**Given records:**

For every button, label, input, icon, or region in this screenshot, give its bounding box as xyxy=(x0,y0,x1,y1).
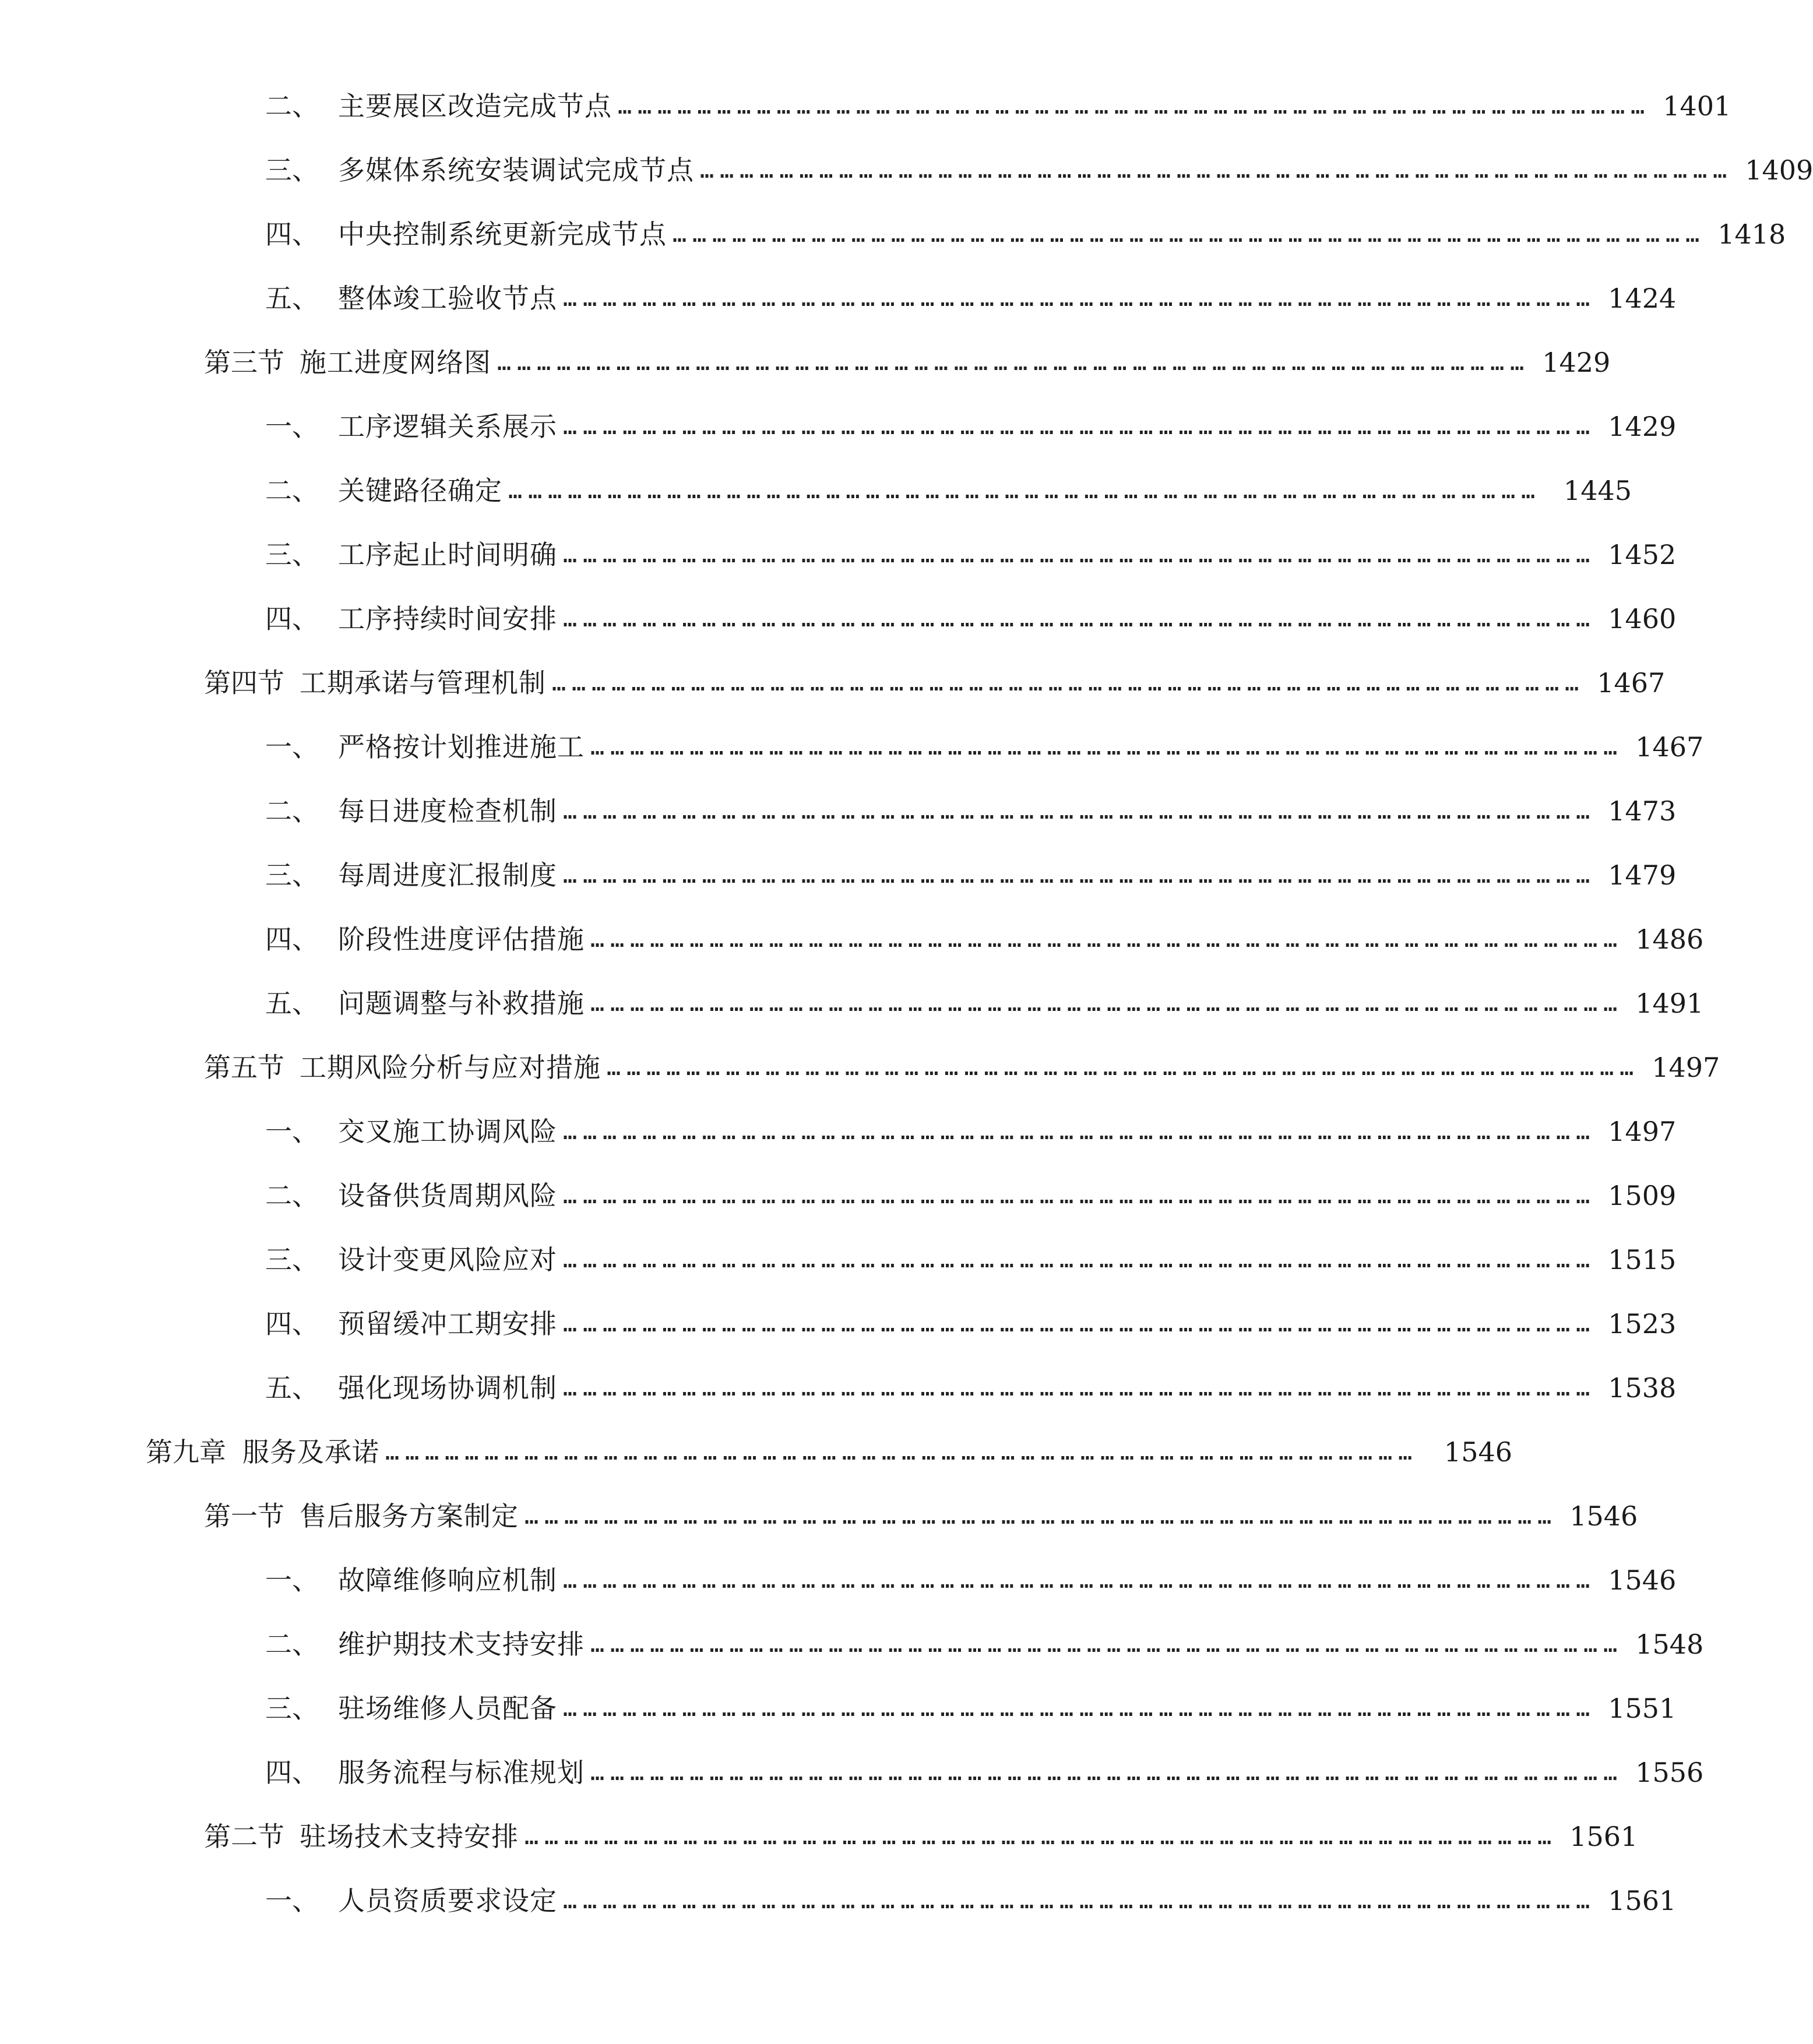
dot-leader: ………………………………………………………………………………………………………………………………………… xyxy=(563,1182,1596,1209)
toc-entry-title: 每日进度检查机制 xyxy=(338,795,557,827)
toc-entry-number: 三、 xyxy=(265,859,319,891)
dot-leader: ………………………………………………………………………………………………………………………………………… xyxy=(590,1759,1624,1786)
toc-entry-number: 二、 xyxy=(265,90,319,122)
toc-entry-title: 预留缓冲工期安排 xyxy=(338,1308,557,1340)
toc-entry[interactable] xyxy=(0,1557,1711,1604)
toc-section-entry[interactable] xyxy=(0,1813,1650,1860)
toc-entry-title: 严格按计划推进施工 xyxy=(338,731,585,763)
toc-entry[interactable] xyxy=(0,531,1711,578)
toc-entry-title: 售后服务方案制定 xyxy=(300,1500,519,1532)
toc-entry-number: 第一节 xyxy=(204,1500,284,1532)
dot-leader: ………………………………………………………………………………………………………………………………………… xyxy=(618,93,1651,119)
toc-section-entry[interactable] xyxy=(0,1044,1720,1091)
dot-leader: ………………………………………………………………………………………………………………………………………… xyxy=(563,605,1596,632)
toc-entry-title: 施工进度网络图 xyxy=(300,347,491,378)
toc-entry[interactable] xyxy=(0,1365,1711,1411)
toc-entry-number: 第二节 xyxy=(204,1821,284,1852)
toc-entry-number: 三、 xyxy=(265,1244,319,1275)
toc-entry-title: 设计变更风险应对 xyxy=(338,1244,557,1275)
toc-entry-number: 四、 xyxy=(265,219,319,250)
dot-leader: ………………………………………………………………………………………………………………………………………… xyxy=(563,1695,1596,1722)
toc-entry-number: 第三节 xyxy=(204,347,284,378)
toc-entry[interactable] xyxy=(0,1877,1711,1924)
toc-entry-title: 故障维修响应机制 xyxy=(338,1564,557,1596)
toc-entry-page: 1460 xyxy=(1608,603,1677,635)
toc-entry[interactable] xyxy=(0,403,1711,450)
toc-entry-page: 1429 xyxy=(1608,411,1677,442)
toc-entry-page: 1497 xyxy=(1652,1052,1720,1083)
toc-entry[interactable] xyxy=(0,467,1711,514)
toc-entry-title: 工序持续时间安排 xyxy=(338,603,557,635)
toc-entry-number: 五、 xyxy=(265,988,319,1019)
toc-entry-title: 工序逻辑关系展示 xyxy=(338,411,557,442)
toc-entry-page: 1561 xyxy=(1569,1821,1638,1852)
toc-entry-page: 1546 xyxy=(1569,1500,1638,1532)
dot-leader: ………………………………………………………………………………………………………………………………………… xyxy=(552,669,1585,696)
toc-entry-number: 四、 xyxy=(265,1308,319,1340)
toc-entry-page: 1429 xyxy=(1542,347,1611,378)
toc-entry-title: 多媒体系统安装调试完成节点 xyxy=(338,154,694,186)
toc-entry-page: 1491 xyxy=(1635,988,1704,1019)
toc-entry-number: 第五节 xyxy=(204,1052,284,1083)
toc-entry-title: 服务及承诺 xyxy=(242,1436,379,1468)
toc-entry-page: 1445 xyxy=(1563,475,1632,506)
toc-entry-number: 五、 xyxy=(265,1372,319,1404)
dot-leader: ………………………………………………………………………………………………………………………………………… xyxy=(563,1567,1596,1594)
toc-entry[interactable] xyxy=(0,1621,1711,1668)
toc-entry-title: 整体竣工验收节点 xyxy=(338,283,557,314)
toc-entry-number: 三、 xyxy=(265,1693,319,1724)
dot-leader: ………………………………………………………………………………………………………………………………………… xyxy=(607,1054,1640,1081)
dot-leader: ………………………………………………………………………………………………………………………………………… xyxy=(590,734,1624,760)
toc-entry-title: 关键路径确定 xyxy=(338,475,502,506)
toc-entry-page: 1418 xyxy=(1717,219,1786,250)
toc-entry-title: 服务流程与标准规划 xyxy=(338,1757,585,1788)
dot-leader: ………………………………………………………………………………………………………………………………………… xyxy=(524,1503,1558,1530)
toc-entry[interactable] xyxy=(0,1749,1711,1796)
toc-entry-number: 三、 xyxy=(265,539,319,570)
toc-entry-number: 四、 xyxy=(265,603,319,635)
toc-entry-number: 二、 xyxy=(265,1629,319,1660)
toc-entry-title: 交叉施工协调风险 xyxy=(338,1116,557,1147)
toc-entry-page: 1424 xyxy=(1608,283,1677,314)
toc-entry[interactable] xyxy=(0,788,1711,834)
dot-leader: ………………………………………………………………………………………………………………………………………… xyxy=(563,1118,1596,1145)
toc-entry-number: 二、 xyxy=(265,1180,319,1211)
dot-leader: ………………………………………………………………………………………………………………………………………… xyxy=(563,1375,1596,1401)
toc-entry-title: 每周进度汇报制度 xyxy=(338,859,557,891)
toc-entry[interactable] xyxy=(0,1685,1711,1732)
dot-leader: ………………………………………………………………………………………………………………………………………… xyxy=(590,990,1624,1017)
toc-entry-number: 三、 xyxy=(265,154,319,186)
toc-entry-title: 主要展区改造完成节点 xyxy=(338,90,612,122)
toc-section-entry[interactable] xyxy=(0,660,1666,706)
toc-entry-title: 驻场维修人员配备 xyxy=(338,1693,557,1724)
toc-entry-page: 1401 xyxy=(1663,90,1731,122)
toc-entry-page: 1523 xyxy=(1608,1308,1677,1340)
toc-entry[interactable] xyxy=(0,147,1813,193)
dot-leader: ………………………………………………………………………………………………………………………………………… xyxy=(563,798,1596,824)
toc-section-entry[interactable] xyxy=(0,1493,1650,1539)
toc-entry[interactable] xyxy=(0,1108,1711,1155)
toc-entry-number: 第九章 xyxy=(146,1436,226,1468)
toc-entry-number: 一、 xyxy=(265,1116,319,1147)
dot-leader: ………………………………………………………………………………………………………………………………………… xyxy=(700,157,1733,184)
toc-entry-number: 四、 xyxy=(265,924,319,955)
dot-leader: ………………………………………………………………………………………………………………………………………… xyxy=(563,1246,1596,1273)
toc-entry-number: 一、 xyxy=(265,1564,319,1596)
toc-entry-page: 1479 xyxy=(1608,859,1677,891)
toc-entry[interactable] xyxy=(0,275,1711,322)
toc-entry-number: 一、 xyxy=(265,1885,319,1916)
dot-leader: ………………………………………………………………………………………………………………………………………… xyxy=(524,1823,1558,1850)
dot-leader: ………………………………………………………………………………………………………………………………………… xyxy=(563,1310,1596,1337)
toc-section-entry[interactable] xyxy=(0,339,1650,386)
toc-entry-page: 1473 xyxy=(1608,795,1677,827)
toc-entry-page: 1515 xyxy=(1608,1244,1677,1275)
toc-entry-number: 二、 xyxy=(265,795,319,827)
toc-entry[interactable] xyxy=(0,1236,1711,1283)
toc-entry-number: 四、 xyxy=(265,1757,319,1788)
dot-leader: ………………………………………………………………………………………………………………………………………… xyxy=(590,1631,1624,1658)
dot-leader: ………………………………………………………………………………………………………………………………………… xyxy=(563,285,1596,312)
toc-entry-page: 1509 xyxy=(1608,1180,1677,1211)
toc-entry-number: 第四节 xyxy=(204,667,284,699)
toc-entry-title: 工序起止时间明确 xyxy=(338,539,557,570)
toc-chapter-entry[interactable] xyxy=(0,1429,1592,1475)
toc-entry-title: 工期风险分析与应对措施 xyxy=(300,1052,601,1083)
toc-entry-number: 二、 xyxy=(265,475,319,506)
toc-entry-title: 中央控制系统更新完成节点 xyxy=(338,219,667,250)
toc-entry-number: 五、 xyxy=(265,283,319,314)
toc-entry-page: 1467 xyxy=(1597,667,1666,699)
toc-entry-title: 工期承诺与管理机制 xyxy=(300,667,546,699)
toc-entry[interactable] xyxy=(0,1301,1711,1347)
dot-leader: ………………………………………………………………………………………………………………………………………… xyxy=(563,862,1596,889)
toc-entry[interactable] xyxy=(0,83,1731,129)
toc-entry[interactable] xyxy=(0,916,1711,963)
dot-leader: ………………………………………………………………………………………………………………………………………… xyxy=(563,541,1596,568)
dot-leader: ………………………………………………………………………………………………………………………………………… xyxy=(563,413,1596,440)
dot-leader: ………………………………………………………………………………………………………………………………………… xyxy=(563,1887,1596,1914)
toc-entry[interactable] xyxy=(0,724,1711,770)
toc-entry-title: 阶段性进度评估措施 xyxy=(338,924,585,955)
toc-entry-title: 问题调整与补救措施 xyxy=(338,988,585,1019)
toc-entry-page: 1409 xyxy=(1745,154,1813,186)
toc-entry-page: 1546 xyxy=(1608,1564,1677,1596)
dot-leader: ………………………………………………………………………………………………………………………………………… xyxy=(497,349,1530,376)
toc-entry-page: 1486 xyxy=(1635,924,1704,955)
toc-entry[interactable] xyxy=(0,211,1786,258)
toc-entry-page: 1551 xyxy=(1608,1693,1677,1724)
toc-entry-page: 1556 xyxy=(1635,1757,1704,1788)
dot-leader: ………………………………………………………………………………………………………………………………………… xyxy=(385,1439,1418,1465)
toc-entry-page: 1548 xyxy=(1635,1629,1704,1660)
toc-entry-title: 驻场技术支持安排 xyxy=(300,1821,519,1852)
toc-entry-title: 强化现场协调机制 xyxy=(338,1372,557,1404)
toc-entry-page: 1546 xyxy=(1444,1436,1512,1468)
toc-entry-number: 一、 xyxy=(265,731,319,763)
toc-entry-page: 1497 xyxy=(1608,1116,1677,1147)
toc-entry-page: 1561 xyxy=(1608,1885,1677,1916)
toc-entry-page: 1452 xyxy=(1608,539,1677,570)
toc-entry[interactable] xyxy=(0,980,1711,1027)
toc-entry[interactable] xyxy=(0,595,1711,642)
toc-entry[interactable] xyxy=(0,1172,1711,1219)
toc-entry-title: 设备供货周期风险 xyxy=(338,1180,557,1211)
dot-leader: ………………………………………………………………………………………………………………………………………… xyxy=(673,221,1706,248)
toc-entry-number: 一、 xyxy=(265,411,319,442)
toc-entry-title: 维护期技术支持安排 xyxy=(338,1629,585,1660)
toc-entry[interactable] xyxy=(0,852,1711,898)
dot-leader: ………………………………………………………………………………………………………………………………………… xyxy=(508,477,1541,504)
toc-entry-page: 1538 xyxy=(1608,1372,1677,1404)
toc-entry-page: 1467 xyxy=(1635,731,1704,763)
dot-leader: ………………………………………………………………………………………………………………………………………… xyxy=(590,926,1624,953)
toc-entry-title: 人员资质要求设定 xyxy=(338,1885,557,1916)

**Your task:**
Copy out every line of the data above that contains the string "section".

**Problem solution:**
toc-section-entry[interactable] xyxy=(0,1813,1650,1860)
toc-section-entry[interactable] xyxy=(0,1044,1720,1091)
toc-section-entry[interactable] xyxy=(0,660,1666,706)
toc-section-entry[interactable] xyxy=(0,1493,1650,1539)
toc-section-entry[interactable] xyxy=(0,339,1650,386)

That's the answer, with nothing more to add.